(Dataset records)
━━━━

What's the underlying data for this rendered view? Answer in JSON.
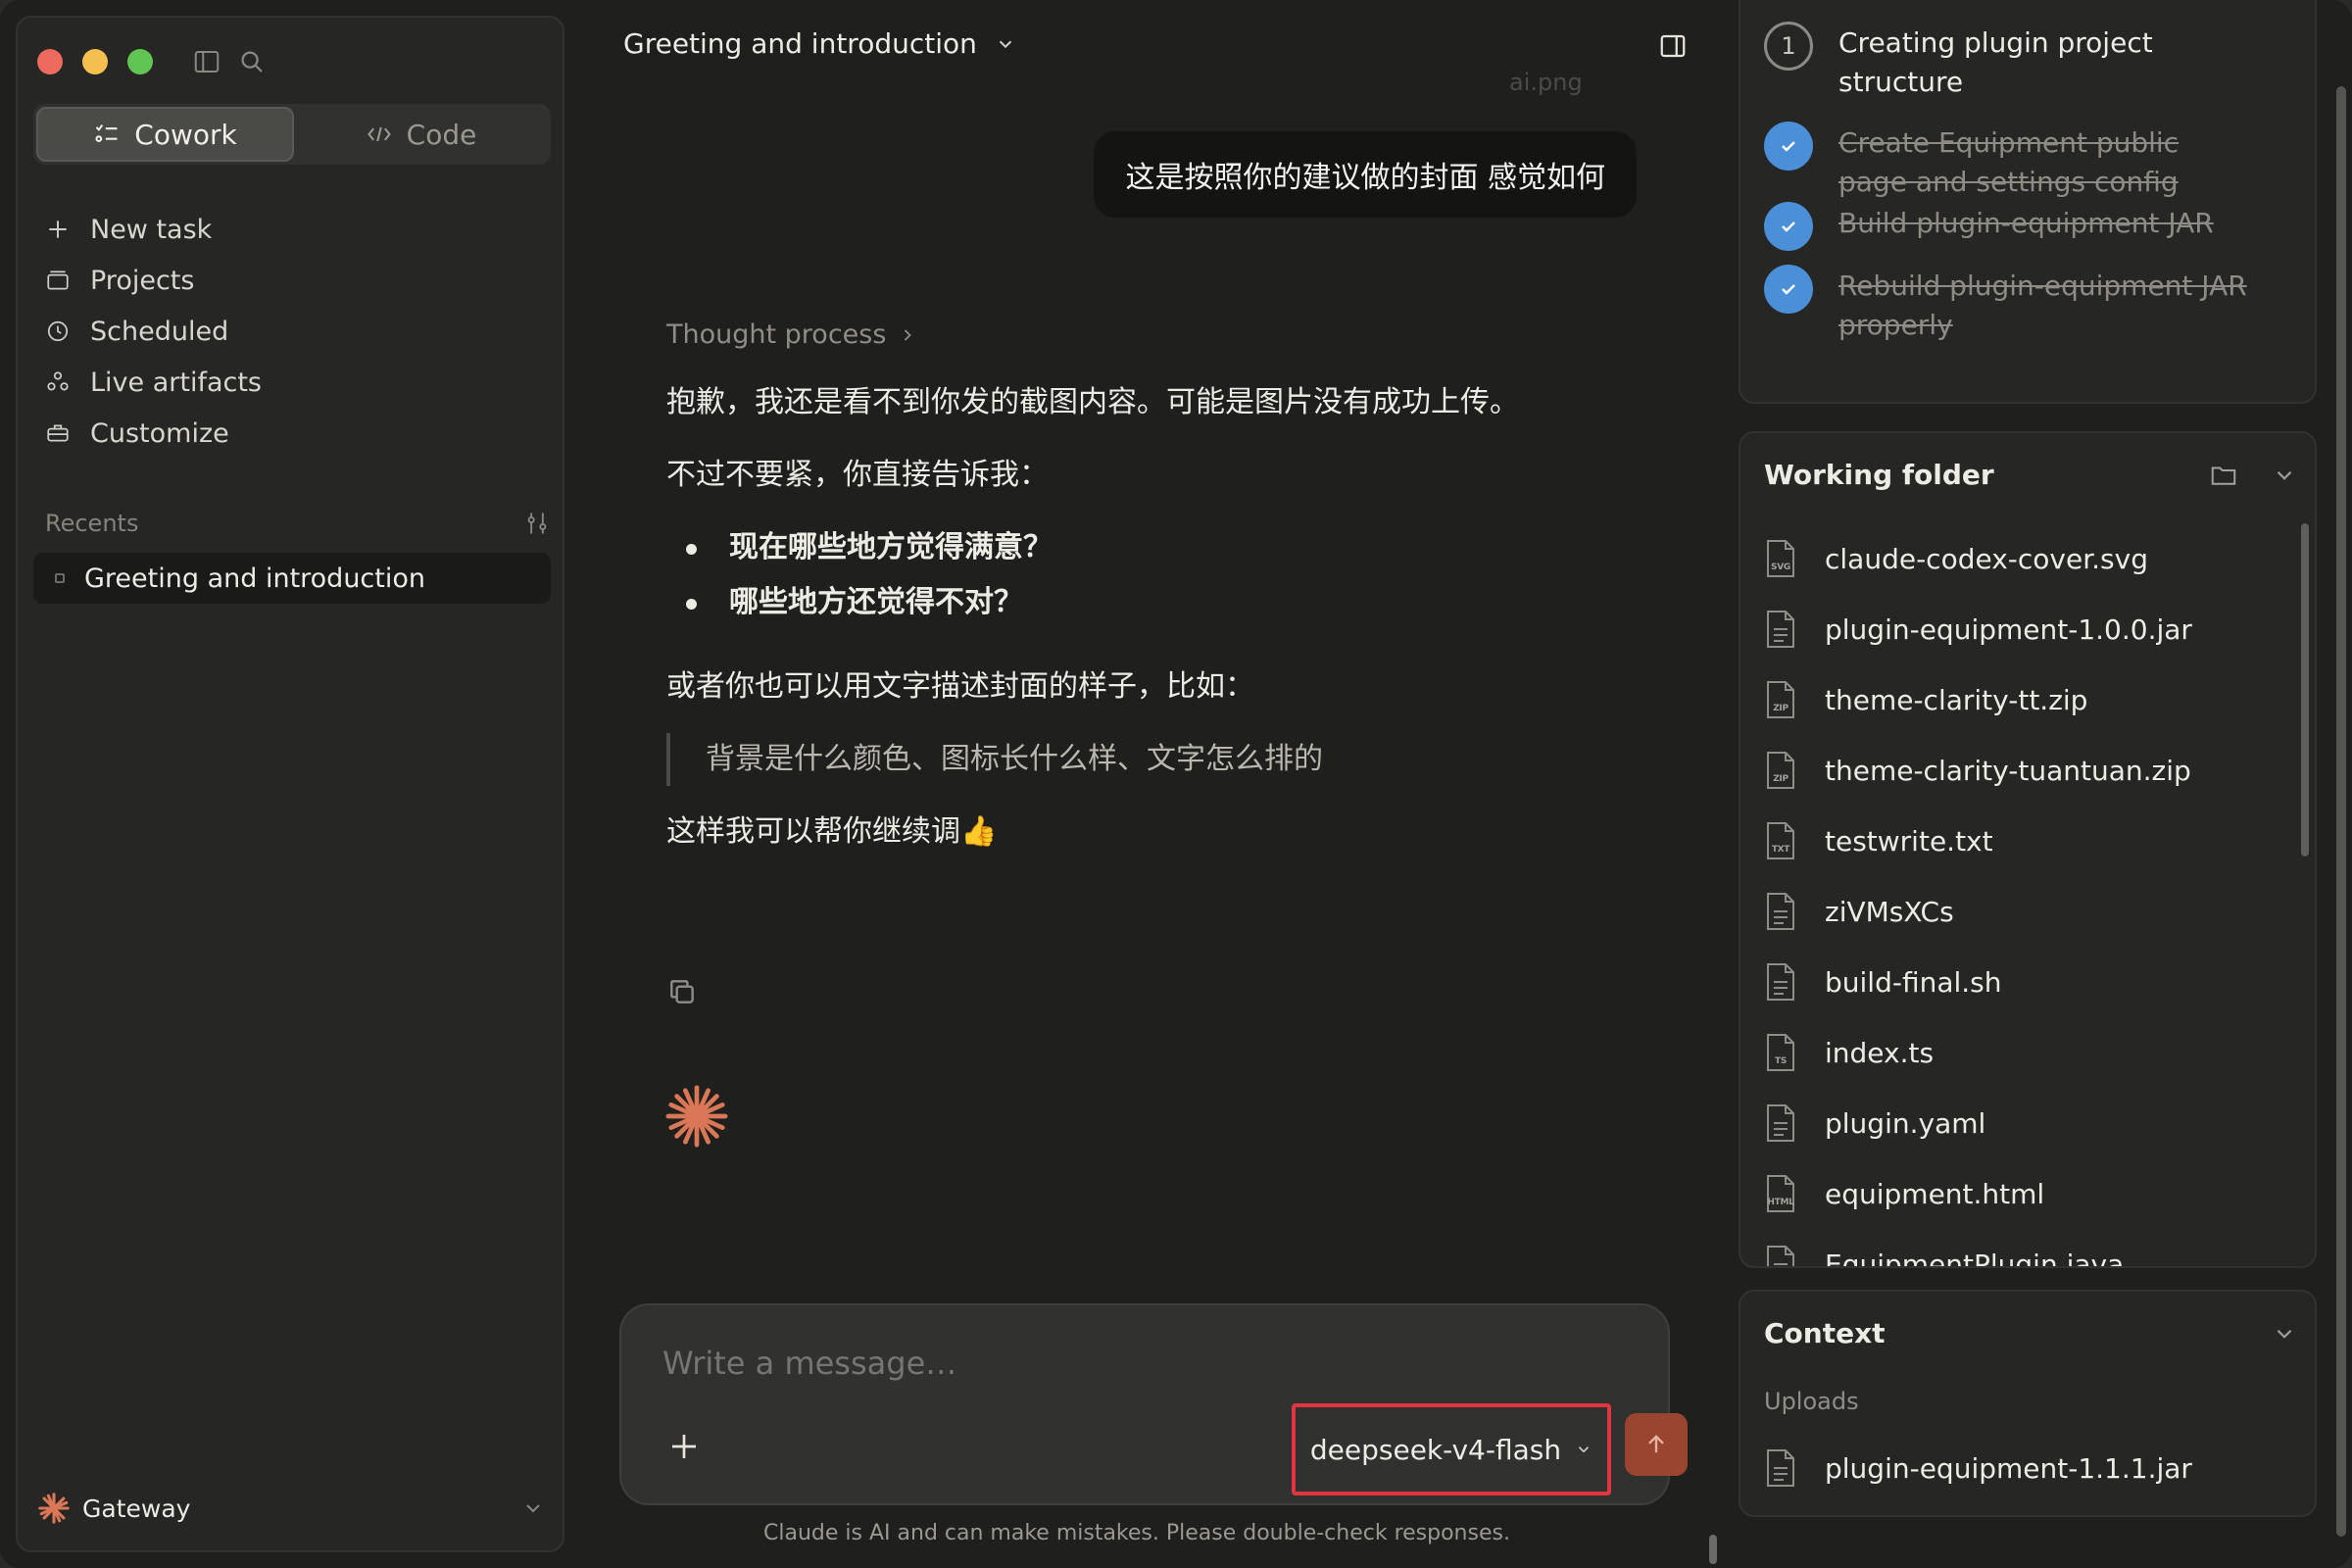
{
  "sidebar": {
    "modes": [
      {
        "label": "Cowork",
        "icon": "list-check-icon",
        "active": true
      },
      {
        "label": "Code",
        "icon": "code-icon",
        "active": false
      }
    ],
    "nav": [
      {
        "label": "New task",
        "icon": "plus-icon"
      },
      {
        "label": "Projects",
        "icon": "folder-icon"
      },
      {
        "label": "Scheduled",
        "icon": "clock-icon"
      },
      {
        "label": "Live artifacts",
        "icon": "artifacts-icon"
      },
      {
        "label": "Customize",
        "icon": "briefcase-icon"
      }
    ],
    "recents_label": "Recents",
    "recents": [
      {
        "label": "Greeting and introduction"
      }
    ],
    "footer": {
      "label": "Gateway"
    }
  },
  "chat": {
    "title": "Greeting and introduction",
    "ghost_attachment": "ai.png",
    "user_message": "这是按照你的建议做的封面 感觉如何",
    "thought_label": "Thought process",
    "reply": {
      "p1": "抱歉，我还是看不到你发的截图内容。可能是图片没有成功上传。",
      "p2": "不过不要紧，你直接告诉我：",
      "bullets": [
        "现在哪些地方觉得满意？",
        "哪些地方还觉得不对？"
      ],
      "p3": "或者你也可以用文字描述封面的样子，比如：",
      "quote": "背景是什么颜色、图标长什么样、文字怎么排的",
      "p4": "这样我可以帮你继续调👍"
    },
    "composer": {
      "placeholder": "Write a message…",
      "model": "deepseek-v4-flash"
    },
    "disclaimer": "Claude is AI and can make mistakes. Please double-check responses."
  },
  "progress": {
    "steps": [
      {
        "marker": "1",
        "label": "Creating plugin project structure",
        "done": false
      },
      {
        "marker": "",
        "label": "Create Equipment public page and settings config",
        "done": true
      },
      {
        "marker": "",
        "label": "Build plugin-equipment JAR",
        "done": true
      },
      {
        "marker": "",
        "label": "Rebuild plugin-equipment JAR properly",
        "done": true
      }
    ]
  },
  "working_folder": {
    "title": "Working folder",
    "files": [
      {
        "name": "claude-codex-cover.svg",
        "badge": "SVG"
      },
      {
        "name": "plugin-equipment-1.0.0.jar",
        "badge": ""
      },
      {
        "name": "theme-clarity-tt.zip",
        "badge": "ZIP"
      },
      {
        "name": "theme-clarity-tuantuan.zip",
        "badge": "ZIP"
      },
      {
        "name": "testwrite.txt",
        "badge": "TXT"
      },
      {
        "name": "ziVMsXCs",
        "badge": ""
      },
      {
        "name": "build-final.sh",
        "badge": ""
      },
      {
        "name": "index.ts",
        "badge": "TS"
      },
      {
        "name": "plugin.yaml",
        "badge": ""
      },
      {
        "name": "equipment.html",
        "badge": "HTML"
      },
      {
        "name": "EquipmentPlugin.java",
        "badge": ""
      }
    ]
  },
  "context": {
    "title": "Context",
    "uploads_label": "Uploads",
    "uploads": [
      {
        "name": "plugin-equipment-1.1.1.jar",
        "badge": ""
      }
    ]
  },
  "colors": {
    "accent": "#d97757",
    "check": "#4a8fd8",
    "highlight_border": "#e0363f",
    "send": "#9a4530"
  }
}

━━━━

**EXERCISE:**
Quote in full the listing given above; the images are to be left out.

**CORRECT ANSWER:**
What's the underlying data for this rendered view? Answer in JSON.
{
  "sidebar": {
    "modes": [
      {
        "label": "Cowork",
        "icon": "list-check-icon",
        "active": true
      },
      {
        "label": "Code",
        "icon": "code-icon",
        "active": false
      }
    ],
    "nav": [
      {
        "label": "New task",
        "icon": "plus-icon"
      },
      {
        "label": "Projects",
        "icon": "folder-icon"
      },
      {
        "label": "Scheduled",
        "icon": "clock-icon"
      },
      {
        "label": "Live artifacts",
        "icon": "artifacts-icon"
      },
      {
        "label": "Customize",
        "icon": "briefcase-icon"
      }
    ],
    "recents_label": "Recents",
    "recents": [
      {
        "label": "Greeting and introduction"
      }
    ],
    "footer": {
      "label": "Gateway"
    }
  },
  "chat": {
    "title": "Greeting and introduction",
    "ghost_attachment": "ai.png",
    "user_message": "这是按照你的建议做的封面 感觉如何",
    "thought_label": "Thought process",
    "reply": {
      "p1": "抱歉，我还是看不到你发的截图内容。可能是图片没有成功上传。",
      "p2": "不过不要紧，你直接告诉我：",
      "bullets": [
        "现在哪些地方觉得满意？",
        "哪些地方还觉得不对？"
      ],
      "p3": "或者你也可以用文字描述封面的样子，比如：",
      "quote": "背景是什么颜色、图标长什么样、文字怎么排的",
      "p4": "这样我可以帮你继续调👍"
    },
    "composer": {
      "placeholder": "Write a message…",
      "model": "deepseek-v4-flash"
    },
    "disclaimer": "Claude is AI and can make mistakes. Please double-check responses."
  },
  "progress": {
    "steps": [
      {
        "marker": "1",
        "label": "Creating plugin project structure",
        "done": false
      },
      {
        "marker": "",
        "label": "Create Equipment public page and settings config",
        "done": true
      },
      {
        "marker": "",
        "label": "Build plugin-equipment JAR",
        "done": true
      },
      {
        "marker": "",
        "label": "Rebuild plugin-equipment JAR properly",
        "done": true
      }
    ]
  },
  "working_folder": {
    "title": "Working folder",
    "files": [
      {
        "name": "claude-codex-cover.svg",
        "badge": "SVG"
      },
      {
        "name": "plugin-equipment-1.0.0.jar",
        "badge": ""
      },
      {
        "name": "theme-clarity-tt.zip",
        "badge": "ZIP"
      },
      {
        "name": "theme-clarity-tuantuan.zip",
        "badge": "ZIP"
      },
      {
        "name": "testwrite.txt",
        "badge": "TXT"
      },
      {
        "name": "ziVMsXCs",
        "badge": ""
      },
      {
        "name": "build-final.sh",
        "badge": ""
      },
      {
        "name": "index.ts",
        "badge": "TS"
      },
      {
        "name": "plugin.yaml",
        "badge": ""
      },
      {
        "name": "equipment.html",
        "badge": "HTML"
      },
      {
        "name": "EquipmentPlugin.java",
        "badge": ""
      }
    ]
  },
  "context": {
    "title": "Context",
    "uploads_label": "Uploads",
    "uploads": [
      {
        "name": "plugin-equipment-1.1.1.jar",
        "badge": ""
      }
    ]
  },
  "colors": {
    "accent": "#d97757",
    "check": "#4a8fd8",
    "highlight_border": "#e0363f",
    "send": "#9a4530"
  }
}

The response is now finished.